#### Task directions
Beneath this task is a listing; retype all of it exactly.

#### Recorded data
_ _ _ _ _ _ _
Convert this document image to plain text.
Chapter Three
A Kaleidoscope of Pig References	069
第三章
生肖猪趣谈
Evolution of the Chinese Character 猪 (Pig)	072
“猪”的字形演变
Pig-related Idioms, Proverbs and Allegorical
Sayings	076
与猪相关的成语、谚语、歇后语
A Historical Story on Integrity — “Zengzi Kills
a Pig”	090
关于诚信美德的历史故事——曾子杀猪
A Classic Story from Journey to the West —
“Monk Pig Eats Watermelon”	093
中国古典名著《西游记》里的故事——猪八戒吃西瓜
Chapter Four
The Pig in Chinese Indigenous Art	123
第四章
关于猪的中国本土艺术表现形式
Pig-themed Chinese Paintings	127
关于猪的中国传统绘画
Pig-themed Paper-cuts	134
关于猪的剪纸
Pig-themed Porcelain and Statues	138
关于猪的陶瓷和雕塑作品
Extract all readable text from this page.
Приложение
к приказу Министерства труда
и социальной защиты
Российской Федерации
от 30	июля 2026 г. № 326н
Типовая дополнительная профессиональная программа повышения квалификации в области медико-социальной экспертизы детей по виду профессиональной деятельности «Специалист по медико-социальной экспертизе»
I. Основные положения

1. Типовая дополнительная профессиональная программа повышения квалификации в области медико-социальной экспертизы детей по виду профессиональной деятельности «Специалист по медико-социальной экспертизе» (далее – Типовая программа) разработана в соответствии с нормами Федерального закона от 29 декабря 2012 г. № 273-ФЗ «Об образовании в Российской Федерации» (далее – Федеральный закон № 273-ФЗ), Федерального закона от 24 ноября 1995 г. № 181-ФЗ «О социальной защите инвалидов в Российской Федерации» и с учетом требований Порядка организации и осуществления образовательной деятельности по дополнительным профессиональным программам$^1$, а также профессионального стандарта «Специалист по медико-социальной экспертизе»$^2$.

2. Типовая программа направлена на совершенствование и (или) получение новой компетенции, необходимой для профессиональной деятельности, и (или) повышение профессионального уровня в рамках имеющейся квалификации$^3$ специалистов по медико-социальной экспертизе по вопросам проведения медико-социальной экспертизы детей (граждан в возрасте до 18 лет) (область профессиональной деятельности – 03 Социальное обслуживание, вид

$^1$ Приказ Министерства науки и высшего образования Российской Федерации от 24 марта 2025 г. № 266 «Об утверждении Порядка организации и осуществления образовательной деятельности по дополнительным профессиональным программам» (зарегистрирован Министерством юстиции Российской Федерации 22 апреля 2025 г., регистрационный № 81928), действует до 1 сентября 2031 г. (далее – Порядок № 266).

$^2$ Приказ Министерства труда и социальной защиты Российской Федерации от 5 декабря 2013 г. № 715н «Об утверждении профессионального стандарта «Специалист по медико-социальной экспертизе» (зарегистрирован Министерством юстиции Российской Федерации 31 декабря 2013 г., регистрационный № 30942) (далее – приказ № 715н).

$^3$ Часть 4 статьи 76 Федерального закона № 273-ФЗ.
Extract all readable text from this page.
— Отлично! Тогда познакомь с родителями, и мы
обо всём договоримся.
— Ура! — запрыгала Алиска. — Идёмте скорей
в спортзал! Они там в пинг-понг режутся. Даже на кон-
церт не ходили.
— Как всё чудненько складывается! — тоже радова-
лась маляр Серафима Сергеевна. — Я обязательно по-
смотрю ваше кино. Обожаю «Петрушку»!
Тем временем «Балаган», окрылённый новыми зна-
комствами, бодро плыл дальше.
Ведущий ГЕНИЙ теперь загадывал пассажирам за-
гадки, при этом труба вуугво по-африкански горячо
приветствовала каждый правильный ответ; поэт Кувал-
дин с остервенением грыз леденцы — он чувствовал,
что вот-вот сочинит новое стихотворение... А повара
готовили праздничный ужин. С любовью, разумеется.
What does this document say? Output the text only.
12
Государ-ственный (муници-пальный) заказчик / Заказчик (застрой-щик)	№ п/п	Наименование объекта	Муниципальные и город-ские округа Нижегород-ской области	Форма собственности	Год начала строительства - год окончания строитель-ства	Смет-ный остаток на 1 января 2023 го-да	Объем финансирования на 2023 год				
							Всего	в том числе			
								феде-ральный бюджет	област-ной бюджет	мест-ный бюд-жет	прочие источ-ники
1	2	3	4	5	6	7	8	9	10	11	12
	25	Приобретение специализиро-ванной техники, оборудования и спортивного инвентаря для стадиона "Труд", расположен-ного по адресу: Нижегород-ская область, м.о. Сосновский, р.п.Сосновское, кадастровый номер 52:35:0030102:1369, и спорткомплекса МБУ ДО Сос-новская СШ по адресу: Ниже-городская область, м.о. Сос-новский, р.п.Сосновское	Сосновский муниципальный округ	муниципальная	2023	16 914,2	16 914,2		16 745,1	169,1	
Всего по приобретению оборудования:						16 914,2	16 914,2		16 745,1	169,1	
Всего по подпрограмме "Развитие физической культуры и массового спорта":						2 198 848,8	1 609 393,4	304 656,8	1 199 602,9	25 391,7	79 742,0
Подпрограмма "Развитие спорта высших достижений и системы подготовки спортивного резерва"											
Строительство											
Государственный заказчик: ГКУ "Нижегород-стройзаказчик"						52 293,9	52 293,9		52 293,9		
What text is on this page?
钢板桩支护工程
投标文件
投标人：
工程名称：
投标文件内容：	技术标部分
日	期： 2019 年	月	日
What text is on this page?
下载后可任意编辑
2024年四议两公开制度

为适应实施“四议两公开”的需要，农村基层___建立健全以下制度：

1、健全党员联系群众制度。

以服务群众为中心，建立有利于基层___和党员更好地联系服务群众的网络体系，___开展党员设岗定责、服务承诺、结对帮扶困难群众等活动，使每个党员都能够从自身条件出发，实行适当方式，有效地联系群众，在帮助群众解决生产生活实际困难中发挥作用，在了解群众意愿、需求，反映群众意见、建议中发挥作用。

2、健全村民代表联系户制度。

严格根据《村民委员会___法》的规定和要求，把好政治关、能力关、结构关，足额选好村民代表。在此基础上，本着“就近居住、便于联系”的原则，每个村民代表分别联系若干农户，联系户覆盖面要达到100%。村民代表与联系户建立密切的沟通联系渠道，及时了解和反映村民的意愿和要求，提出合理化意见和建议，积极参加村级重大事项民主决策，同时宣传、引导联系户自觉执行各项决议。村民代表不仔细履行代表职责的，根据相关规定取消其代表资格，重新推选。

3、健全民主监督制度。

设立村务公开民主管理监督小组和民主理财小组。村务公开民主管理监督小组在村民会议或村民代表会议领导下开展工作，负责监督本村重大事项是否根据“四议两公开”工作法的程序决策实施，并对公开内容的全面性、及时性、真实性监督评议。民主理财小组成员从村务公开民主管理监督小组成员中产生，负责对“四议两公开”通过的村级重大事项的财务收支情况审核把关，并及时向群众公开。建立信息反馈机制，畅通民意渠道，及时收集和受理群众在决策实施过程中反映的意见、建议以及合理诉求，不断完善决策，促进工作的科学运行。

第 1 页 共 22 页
_ _ _ _ _ _ _
#### Exercise answer
Convert this document image to plain text.
Chapter Three
A Kaleidoscope of Pig References	069
第三章
生肖猪趣谈
Evolution of the Chinese Character 猪 (Pig)	072
“猪”的字形演变
Pig-related Idioms, Proverbs and Allegorical
Sayings	076
与猪相关的成语、谚语、歇后语
A Historical Story on Integrity — “Zengzi Kills
a Pig”	090
关于诚信美德的历史故事——曾子杀猪
A Classic Story from Journey to the West —
“Monk Pig Eats Watermelon”	093
中国古典名著《西游记》里的故事——猪八戒吃西瓜
Chapter Four
The Pig in Chinese Indigenous Art	123
第四章
关于猪的中国本土艺术表现形式
Pig-themed Chinese Paintings	127
关于猪的中国传统绘画
Pig-themed Paper-cuts	134
关于猪的剪纸
Pig-themed Porcelain and Statues	138
关于猪的陶瓷和雕塑作品
Extract all readable text from this page.
Приложение
к приказу Министерства труда
и социальной защиты
Российской Федерации
от 30	июля 2026 г. № 326н
Типовая дополнительная профессиональная программа повышения квалификации в области медико-социальной экспертизы детей по виду профессиональной деятельности «Специалист по медико-социальной экспертизе»
I. Основные положения

1. Типовая дополнительная профессиональная программа повышения квалификации в области медико-социальной экспертизы детей по виду профессиональной деятельности «Специалист по медико-социальной экспертизе» (далее – Типовая программа) разработана в соответствии с нормами Федерального закона от 29 декабря 2012 г. № 273-ФЗ «Об образовании в Российской Федерации» (далее – Федеральный закон № 273-ФЗ), Федерального закона от 24 ноября 1995 г. № 181-ФЗ «О социальной защите инвалидов в Российской Федерации» и с учетом требований Порядка организации и осуществления образовательной деятельности по дополнительным профессиональным программам$^1$, а также профессионального стандарта «Специалист по медико-социальной экспертизе»$^2$.

2. Типовая программа направлена на совершенствование и (или) получение новой компетенции, необходимой для профессиональной деятельности, и (или) повышение профессионального уровня в рамках имеющейся квалификации$^3$ специалистов по медико-социальной экспертизе по вопросам проведения медико-социальной экспертизы детей (граждан в возрасте до 18 лет) (область профессиональной деятельности – 03 Социальное обслуживание, вид

$^1$ Приказ Министерства науки и высшего образования Российской Федерации от 24 марта 2025 г. № 266 «Об утверждении Порядка организации и осуществления образовательной деятельности по дополнительным профессиональным программам» (зарегистрирован Министерством юстиции Российской Федерации 22 апреля 2025 г., регистрационный № 81928), действует до 1 сентября 2031 г. (далее – Порядок № 266).

$^2$ Приказ Министерства труда и социальной защиты Российской Федерации от 5 декабря 2013 г. № 715н «Об утверждении профессионального стандарта «Специалист по медико-социальной экспертизе» (зарегистрирован Министерством юстиции Российской Федерации 31 декабря 2013 г., регистрационный № 30942) (далее – приказ № 715н).

$^3$ Часть 4 статьи 76 Федерального закона № 273-ФЗ.
Extract all readable text from this page.
— Отлично! Тогда познакомь с родителями, и мы
обо всём договоримся.
— Ура! — запрыгала Алиска. — Идёмте скорей
в спортзал! Они там в пинг-понг режутся. Даже на кон-
церт не ходили.
— Как всё чудненько складывается! — тоже радова-
лась маляр Серафима Сергеевна. — Я обязательно по-
смотрю ваше кино. Обожаю «Петрушку»!
Тем временем «Балаган», окрылённый новыми зна-
комствами, бодро плыл дальше.
Ведущий ГЕНИЙ теперь загадывал пассажирам за-
гадки, при этом труба вуугво по-африкански горячо
приветствовала каждый правильный ответ; поэт Кувал-
дин с остервенением грыз леденцы — он чувствовал,
что вот-вот сочинит новое стихотворение... А повара
готовили праздничный ужин. С любовью, разумеется.
What does this document say? Output the text only.
12
Государ-ственный (муници-пальный) заказчик / Заказчик (застрой-щик)	№ п/п	Наименование объекта	Муниципальные и город-ские округа Нижегород-ской области	Форма собственности	Год начала строительства - год окончания строитель-ства	Смет-ный остаток на 1 января 2023 го-да	Объем финансирования на 2023 год				
							Всего	в том числе			
								феде-ральный бюджет	област-ной бюджет	мест-ный бюд-жет	прочие источ-ники
1	2	3	4	5	6	7	8	9	10	11	12
	25	Приобретение специализиро-ванной техники, оборудования и спортивного инвентаря для стадиона "Труд", расположен-ного по адресу: Нижегород-ская область, м.о. Сосновский, р.п.Сосновское, кадастровый номер 52:35:0030102:1369, и спорткомплекса МБУ ДО Сос-новская СШ по адресу: Ниже-городская область, м.о. Сос-новский, р.п.Сосновское	Сосновский муниципальный округ	муниципальная	2023	16 914,2	16 914,2		16 745,1	169,1	
Всего по приобретению оборудования:						16 914,2	16 914,2		16 745,1	169,1	
Всего по подпрограмме "Развитие физической культуры и массового спорта":						2 198 848,8	1 609 393,4	304 656,8	1 199 602,9	25 391,7	79 742,0
Подпрограмма "Развитие спорта высших достижений и системы подготовки спортивного резерва"											
Строительство											
Государственный заказчик: ГКУ "Нижегород-стройзаказчик"						52 293,9	52 293,9		52 293,9		
What text is on this page?
钢板桩支护工程
投标文件
投标人：
工程名称：
投标文件内容：	技术标部分
日	期： 2019 年	月	日
What text is on this page?
下载后可任意编辑
2024年四议两公开制度

为适应实施“四议两公开”的需要，农村基层___建立健全以下制度：

1、健全党员联系群众制度。

以服务群众为中心，建立有利于基层___和党员更好地联系服务群众的网络体系，___开展党员设岗定责、服务承诺、结对帮扶困难群众等活动，使每个党员都能够从自身条件出发，实行适当方式，有效地联系群众，在帮助群众解决生产生活实际困难中发挥作用，在了解群众意愿、需求，反映群众意见、建议中发挥作用。

2、健全村民代表联系户制度。

严格根据《村民委员会___法》的规定和要求，把好政治关、能力关、结构关，足额选好村民代表。在此基础上，本着“就近居住、便于联系”的原则，每个村民代表分别联系若干农户，联系户覆盖面要达到100%。村民代表与联系户建立密切的沟通联系渠道，及时了解和反映村民的意愿和要求，提出合理化意见和建议，积极参加村级重大事项民主决策，同时宣传、引导联系户自觉执行各项决议。村民代表不仔细履行代表职责的，根据相关规定取消其代表资格，重新推选。

3、健全民主监督制度。

设立村务公开民主管理监督小组和民主理财小组。村务公开民主管理监督小组在村民会议或村民代表会议领导下开展工作，负责监督本村重大事项是否根据“四议两公开”工作法的程序决策实施，并对公开内容的全面性、及时性、真实性监督评议。民主理财小组成员从村务公开民主管理监督小组成员中产生，负责对“四议两公开”通过的村级重大事项的财务收支情况审核把关，并及时向群众公开。建立信息反馈机制，畅通民意渠道，及时收集和受理群众在决策实施过程中反映的意见、建议以及合理诉求，不断完善决策，促进工作的科学运行。

第 1 页 共 22 页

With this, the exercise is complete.